---- Exercise data

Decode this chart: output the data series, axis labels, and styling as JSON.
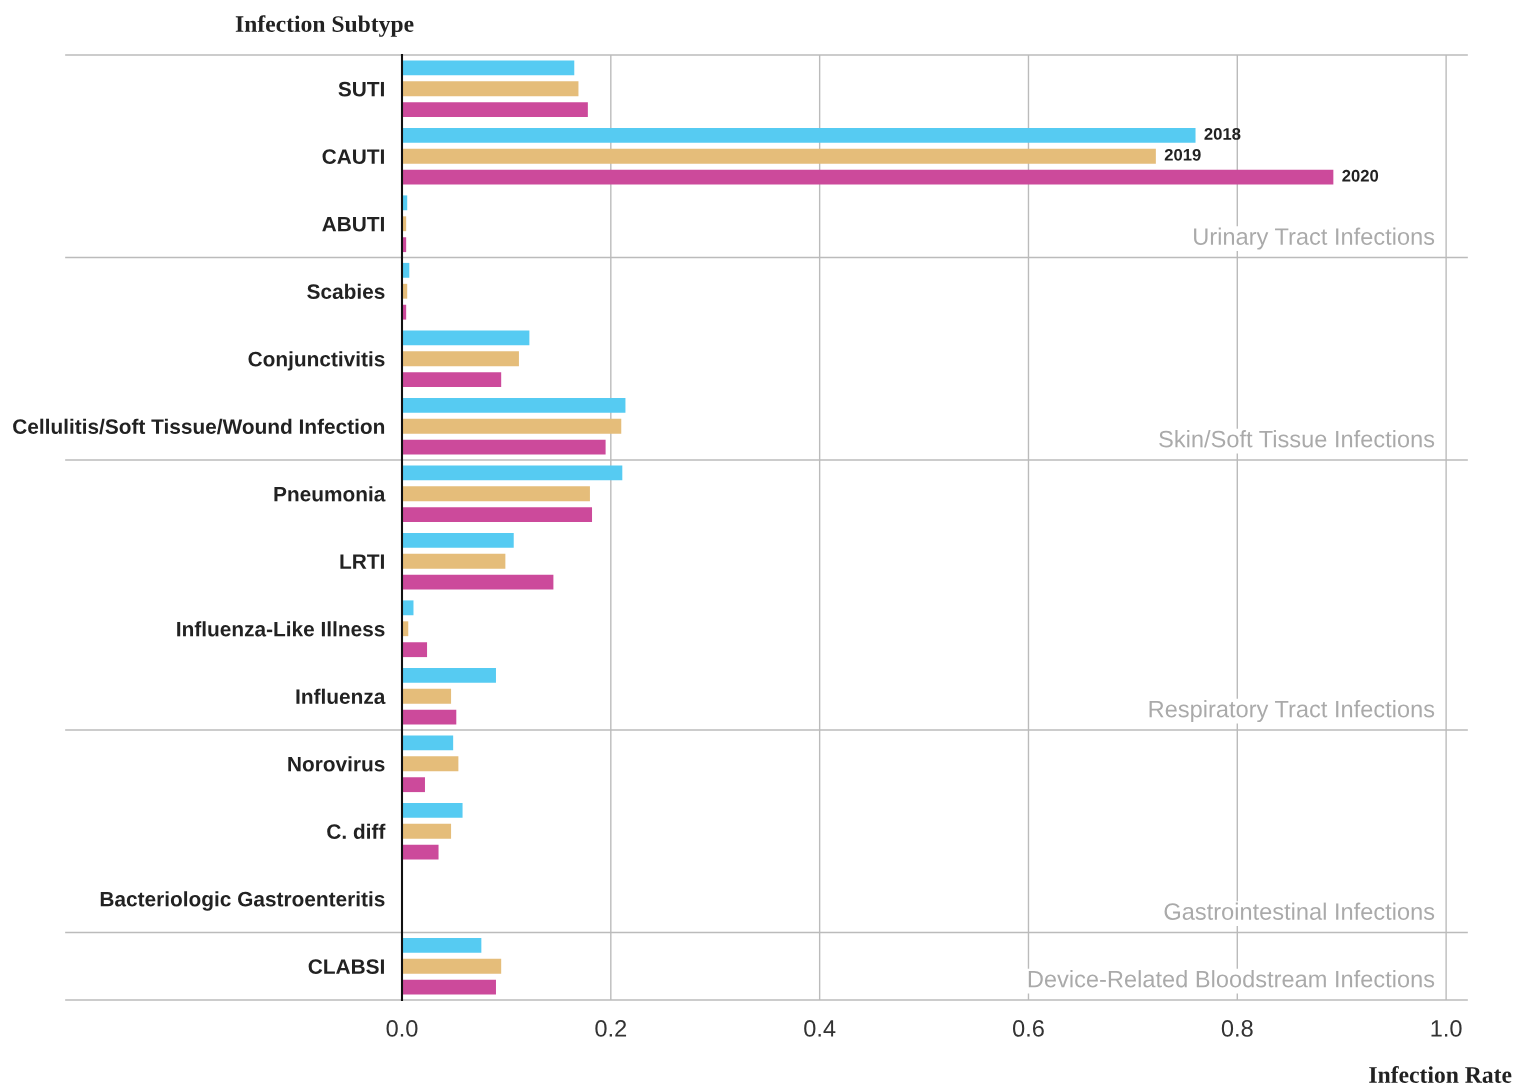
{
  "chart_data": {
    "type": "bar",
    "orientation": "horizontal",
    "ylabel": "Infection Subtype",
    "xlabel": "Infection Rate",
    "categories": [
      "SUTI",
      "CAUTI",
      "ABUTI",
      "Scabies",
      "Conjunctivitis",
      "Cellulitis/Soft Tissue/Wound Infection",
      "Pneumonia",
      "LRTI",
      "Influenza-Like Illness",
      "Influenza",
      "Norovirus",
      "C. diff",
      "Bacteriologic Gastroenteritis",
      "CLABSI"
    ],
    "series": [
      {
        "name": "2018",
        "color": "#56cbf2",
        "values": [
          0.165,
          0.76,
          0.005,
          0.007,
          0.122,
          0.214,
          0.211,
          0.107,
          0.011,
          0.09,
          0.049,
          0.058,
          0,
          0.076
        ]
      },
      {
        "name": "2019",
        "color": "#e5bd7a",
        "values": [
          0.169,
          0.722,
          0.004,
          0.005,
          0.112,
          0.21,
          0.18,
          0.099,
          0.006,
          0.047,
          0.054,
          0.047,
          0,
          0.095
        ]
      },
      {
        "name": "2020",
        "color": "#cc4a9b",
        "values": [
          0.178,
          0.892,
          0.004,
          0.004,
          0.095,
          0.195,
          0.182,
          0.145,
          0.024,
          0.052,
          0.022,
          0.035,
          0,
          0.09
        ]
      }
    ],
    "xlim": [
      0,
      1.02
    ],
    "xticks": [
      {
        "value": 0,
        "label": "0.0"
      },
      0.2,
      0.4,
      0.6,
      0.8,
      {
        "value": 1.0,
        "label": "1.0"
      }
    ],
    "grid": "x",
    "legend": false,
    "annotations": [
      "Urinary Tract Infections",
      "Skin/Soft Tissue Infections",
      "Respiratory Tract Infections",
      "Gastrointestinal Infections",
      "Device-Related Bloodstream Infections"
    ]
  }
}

--------

> _What this task involves_
In your copy of the records above, include every line exactly but no pictures.

> _Expected output_
Decode this chart: output the data series, axis labels, and styling as JSON.
{
  "chart_data": {
    "type": "bar",
    "orientation": "horizontal",
    "ylabel": "Infection Subtype",
    "xlabel": "Infection Rate",
    "categories": [
      "SUTI",
      "CAUTI",
      "ABUTI",
      "Scabies",
      "Conjunctivitis",
      "Cellulitis/Soft Tissue/Wound Infection",
      "Pneumonia",
      "LRTI",
      "Influenza-Like Illness",
      "Influenza",
      "Norovirus",
      "C. diff",
      "Bacteriologic Gastroenteritis",
      "CLABSI"
    ],
    "series": [
      {
        "name": "2018",
        "color": "#56cbf2",
        "values": [
          0.165,
          0.76,
          0.005,
          0.007,
          0.122,
          0.214,
          0.211,
          0.107,
          0.011,
          0.09,
          0.049,
          0.058,
          0,
          0.076
        ]
      },
      {
        "name": "2019",
        "color": "#e5bd7a",
        "values": [
          0.169,
          0.722,
          0.004,
          0.005,
          0.112,
          0.21,
          0.18,
          0.099,
          0.006,
          0.047,
          0.054,
          0.047,
          0,
          0.095
        ]
      },
      {
        "name": "2020",
        "color": "#cc4a9b",
        "values": [
          0.178,
          0.892,
          0.004,
          0.004,
          0.095,
          0.195,
          0.182,
          0.145,
          0.024,
          0.052,
          0.022,
          0.035,
          0,
          0.09
        ]
      }
    ],
    "xlim": [
      0,
      1.02
    ],
    "xticks": [
      {
        "value": 0,
        "label": "0.0"
      },
      0.2,
      0.4,
      0.6,
      0.8,
      {
        "value": 1.0,
        "label": "1.0"
      }
    ],
    "grid": "x",
    "legend": false,
    "annotations": [
      "Urinary Tract Infections",
      "Skin/Soft Tissue Infections",
      "Respiratory Tract Infections",
      "Gastrointestinal Infections",
      "Device-Related Bloodstream Infections"
    ]
  }
}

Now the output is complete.